◆ **What is being asked**:
No images are to be carried over; print all other material exactly as it stands.

◆ **Dataset records**:
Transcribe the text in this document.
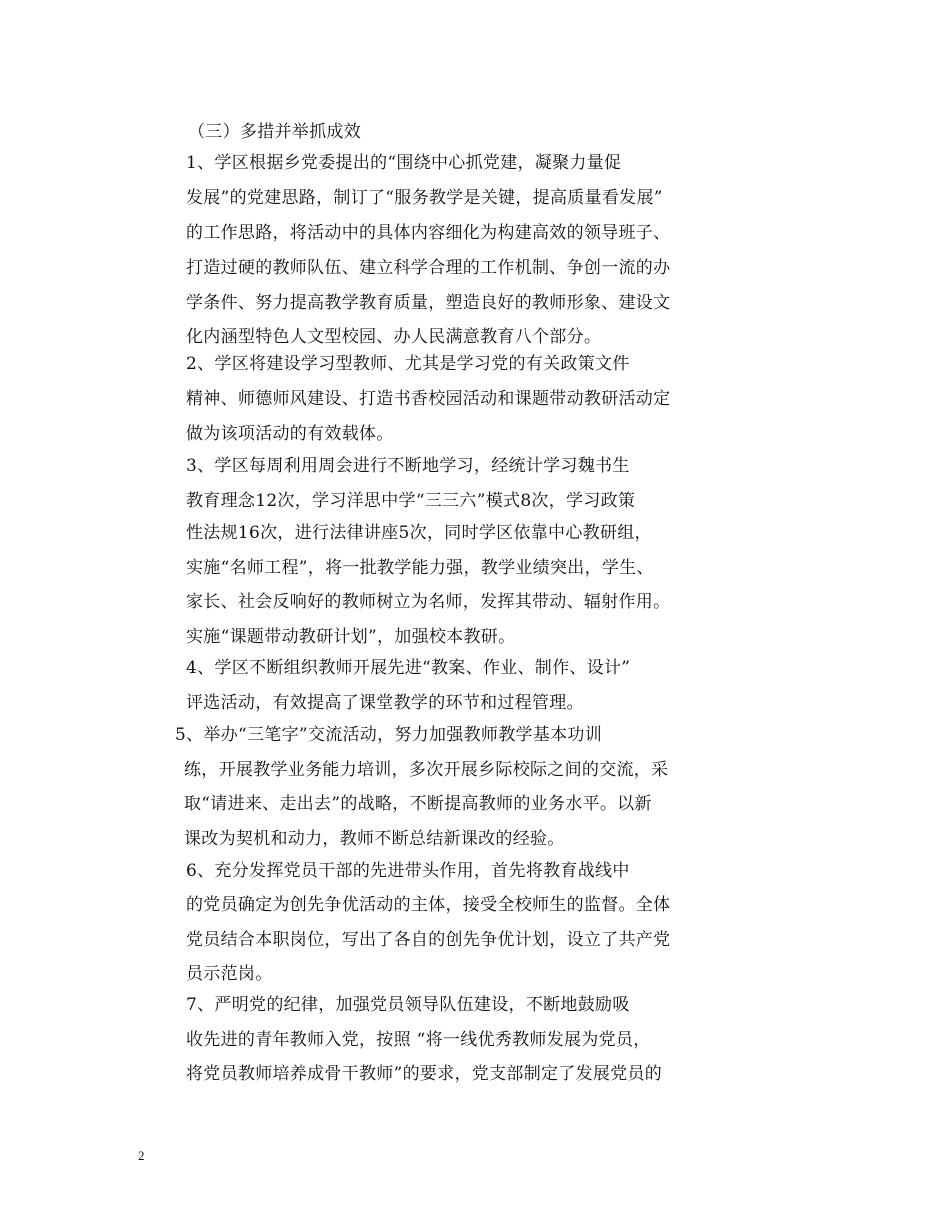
（三）多措并举抓成效
1、学区根据乡党委提出的“围绕中心抓党建，凝聚力量促
发展”的党建思路，制订了“服务教学是关键，提高质量看发展”
的工作思路，将活动中的具体内容细化为构建高效的领导班子、
打造过硬的教师队伍、建立科学合理的工作机制、争创一流的办
学条件、努力提高教学教育质量，塑造良好的教师形象、建设文
化内涵型特色人文型校园、办人民满意教育八个部分。
2、学区将建设学习型教师、尤其是学习党的有关政策文件
精神、师德师风建设、打造书香校园活动和课题带动教研活动定
做为该项活动的有效载体。
3、学区每周利用周会进行不断地学习，经统计学习魏书生
教育理念12次，学习洋思中学“三三六”模式8次，学习政策
性法规16次，进行法律讲座5次，同时学区依靠中心教研组，
实施“名师工程”，将一批教学能力强，教学业绩突出，学生、
家长、社会反响好的教师树立为名师，发挥其带动、辐射作用。
实施“课题带动教研计划”，加强校本教研。
4、学区不断组织教师开展先进“教案、作业、制作、设计”
评选活动，有效提高了课堂教学的环节和过程管理。
5、举办“三笔字”交流活动，努力加强教师教学基本功训
练，开展教学业务能力培训，多次开展乡际校际之间的交流，采
取“请进来、走出去”的战略，不断提高教师的业务水平。以新
课改为契机和动力，教师不断总结新课改的经验。
6、充分发挥党员干部的先进带头作用，首先将教育战线中
的党员确定为创先争优活动的主体，接受全校师生的监督。全体
党员结合本职岗位，写出了各自的创先争优计划，设立了共产党
员示范岗。
7、严明党的纪律，加强党员领导队伍建设，不断地鼓励吸
收先进的青年教师入党，按照 “将一线优秀教师发展为党员，
将党员教师培养成骨干教师”的要求，党支部制定了发展党员的
2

◆ **Task output**:
Transcribe the text in this document.
（三）多措并举抓成效
1、学区根据乡党委提出的“围绕中心抓党建，凝聚力量促
发展”的党建思路，制订了“服务教学是关键，提高质量看发展”
的工作思路，将活动中的具体内容细化为构建高效的领导班子、
打造过硬的教师队伍、建立科学合理的工作机制、争创一流的办
学条件、努力提高教学教育质量，塑造良好的教师形象、建设文
化内涵型特色人文型校园、办人民满意教育八个部分。
2、学区将建设学习型教师、尤其是学习党的有关政策文件
精神、师德师风建设、打造书香校园活动和课题带动教研活动定
做为该项活动的有效载体。
3、学区每周利用周会进行不断地学习，经统计学习魏书生
教育理念12次，学习洋思中学“三三六”模式8次，学习政策
性法规16次，进行法律讲座5次，同时学区依靠中心教研组，
实施“名师工程”，将一批教学能力强，教学业绩突出，学生、
家长、社会反响好的教师树立为名师，发挥其带动、辐射作用。
实施“课题带动教研计划”，加强校本教研。
4、学区不断组织教师开展先进“教案、作业、制作、设计”
评选活动，有效提高了课堂教学的环节和过程管理。
5、举办“三笔字”交流活动，努力加强教师教学基本功训
练，开展教学业务能力培训，多次开展乡际校际之间的交流，采
取“请进来、走出去”的战略，不断提高教师的业务水平。以新
课改为契机和动力，教师不断总结新课改的经验。
6、充分发挥党员干部的先进带头作用，首先将教育战线中
的党员确定为创先争优活动的主体，接受全校师生的监督。全体
党员结合本职岗位，写出了各自的创先争优计划，设立了共产党
员示范岗。
7、严明党的纪律，加强党员领导队伍建设，不断地鼓励吸
收先进的青年教师入党，按照 “将一线优秀教师发展为党员，
将党员教师培养成骨干教师”的要求，党支部制定了发展党员的
2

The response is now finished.